Work through the data line by line, gathering every line that has the word "JSON".

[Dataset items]
━━━━━━━━━━━━━━━━━━━━

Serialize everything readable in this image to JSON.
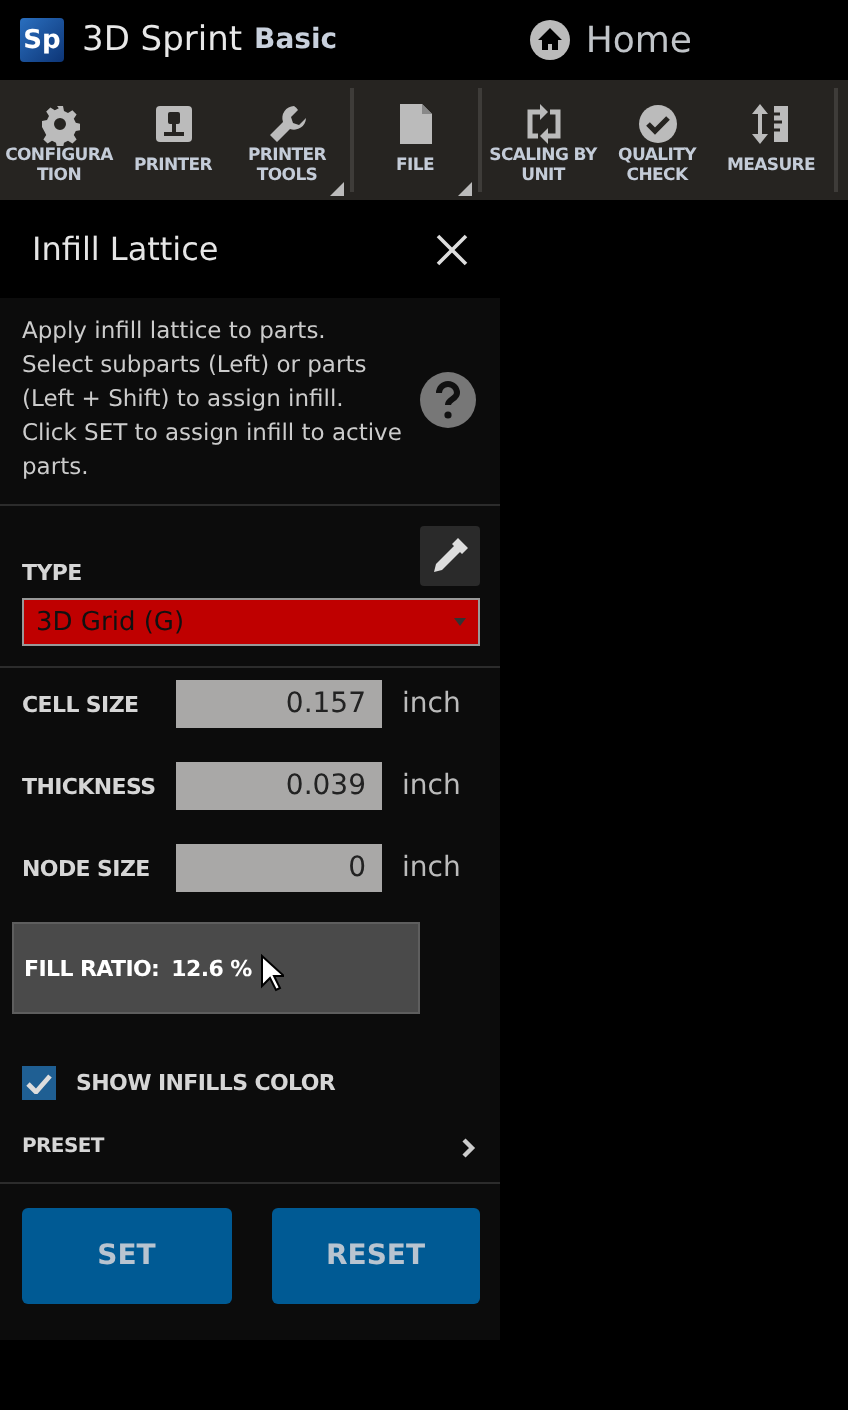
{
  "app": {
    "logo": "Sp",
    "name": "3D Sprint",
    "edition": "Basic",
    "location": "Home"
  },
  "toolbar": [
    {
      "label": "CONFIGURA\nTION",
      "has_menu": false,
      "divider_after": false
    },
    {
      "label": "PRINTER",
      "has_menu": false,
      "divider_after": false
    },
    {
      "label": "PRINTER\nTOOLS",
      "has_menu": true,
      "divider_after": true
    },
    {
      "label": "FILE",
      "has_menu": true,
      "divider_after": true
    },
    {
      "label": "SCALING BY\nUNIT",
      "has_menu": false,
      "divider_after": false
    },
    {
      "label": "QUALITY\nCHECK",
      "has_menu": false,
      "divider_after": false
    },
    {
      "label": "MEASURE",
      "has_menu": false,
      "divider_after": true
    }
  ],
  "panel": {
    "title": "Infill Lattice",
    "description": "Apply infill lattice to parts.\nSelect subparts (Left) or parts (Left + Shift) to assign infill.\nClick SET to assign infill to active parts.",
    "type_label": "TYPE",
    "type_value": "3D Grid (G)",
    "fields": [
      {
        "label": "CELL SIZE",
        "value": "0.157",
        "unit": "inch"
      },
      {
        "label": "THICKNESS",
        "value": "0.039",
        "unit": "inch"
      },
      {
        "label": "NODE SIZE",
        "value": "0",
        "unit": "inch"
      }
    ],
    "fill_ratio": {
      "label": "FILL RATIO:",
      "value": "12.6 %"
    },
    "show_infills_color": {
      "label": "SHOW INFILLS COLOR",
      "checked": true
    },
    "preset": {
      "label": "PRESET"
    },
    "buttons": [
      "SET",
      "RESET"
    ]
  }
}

━━━━━━━━━━━━━━━━━━━━

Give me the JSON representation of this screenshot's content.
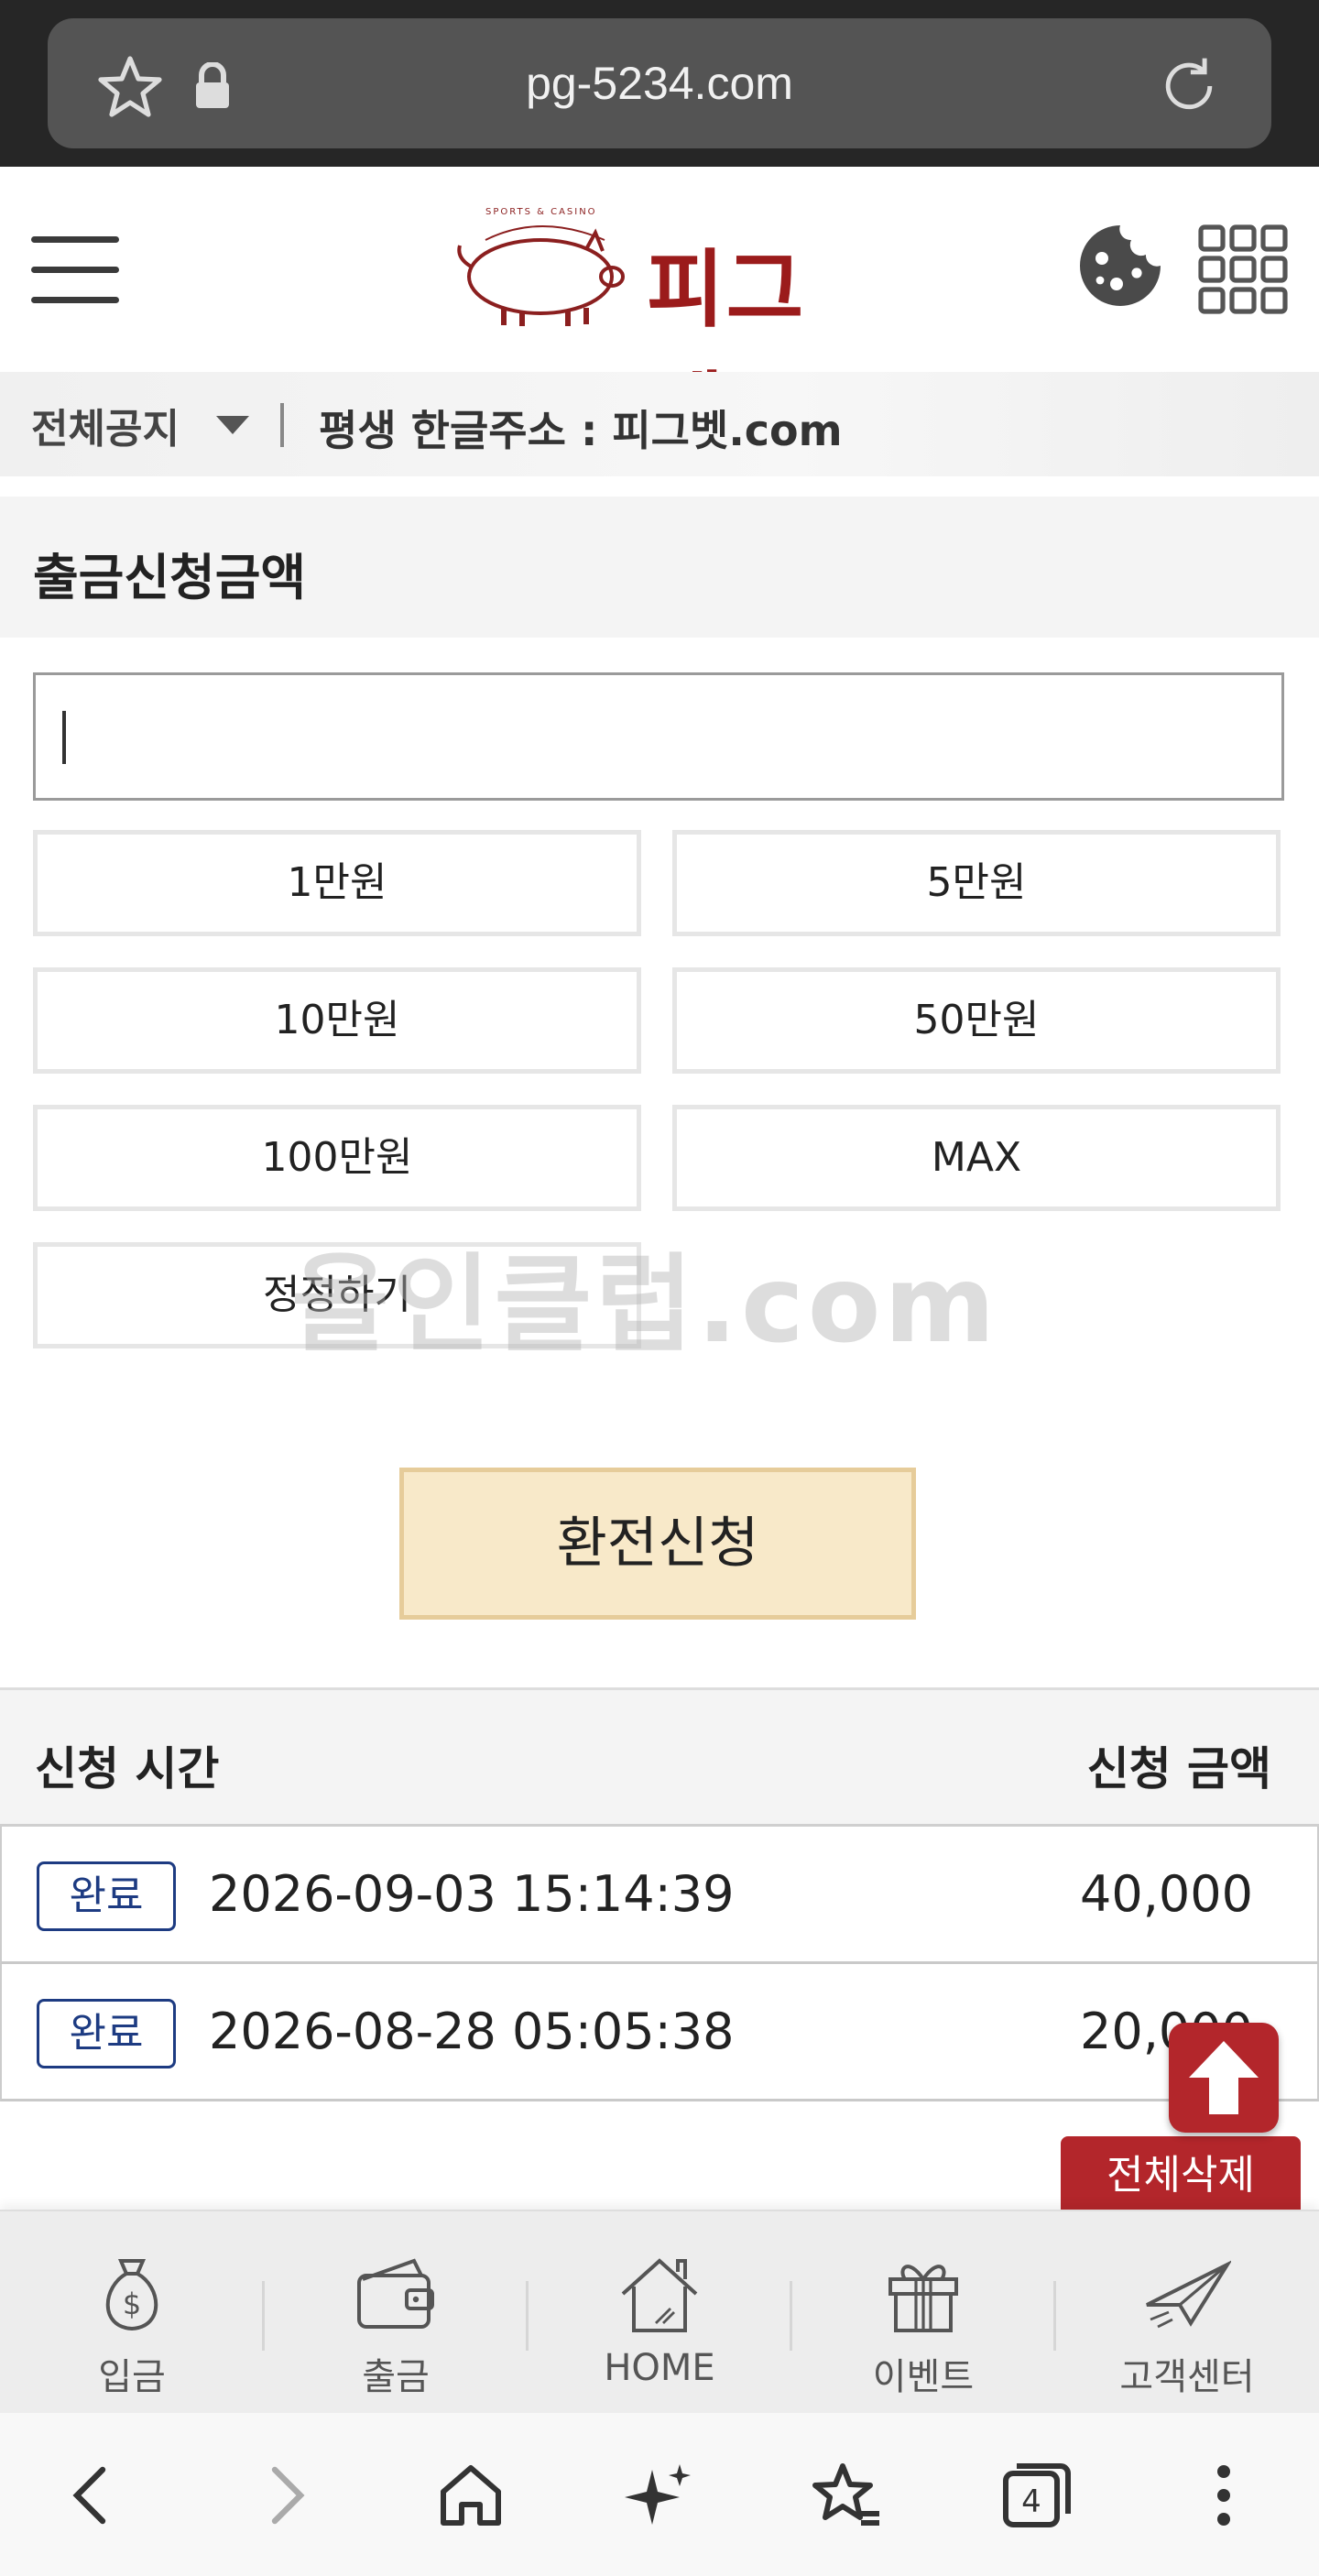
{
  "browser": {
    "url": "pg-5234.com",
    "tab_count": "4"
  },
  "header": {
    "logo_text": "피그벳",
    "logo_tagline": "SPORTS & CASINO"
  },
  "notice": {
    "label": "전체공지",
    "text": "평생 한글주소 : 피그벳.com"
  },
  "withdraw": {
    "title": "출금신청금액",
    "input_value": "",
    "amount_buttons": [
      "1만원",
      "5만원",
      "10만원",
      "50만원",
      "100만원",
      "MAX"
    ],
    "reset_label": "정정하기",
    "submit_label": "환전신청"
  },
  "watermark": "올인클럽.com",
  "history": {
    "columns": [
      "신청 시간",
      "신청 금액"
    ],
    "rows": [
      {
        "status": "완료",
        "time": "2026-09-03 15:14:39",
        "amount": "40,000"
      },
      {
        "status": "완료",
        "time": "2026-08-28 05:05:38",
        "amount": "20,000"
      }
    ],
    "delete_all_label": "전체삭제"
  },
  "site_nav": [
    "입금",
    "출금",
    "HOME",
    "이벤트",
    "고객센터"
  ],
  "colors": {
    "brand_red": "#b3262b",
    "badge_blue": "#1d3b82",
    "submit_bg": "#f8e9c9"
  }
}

━━━━━━━━━━━━━━━━━━━━

ANSWER BELOW:
Serialize everything readable in this image to JSON.
Give me the JSON representation of this screenshot's content.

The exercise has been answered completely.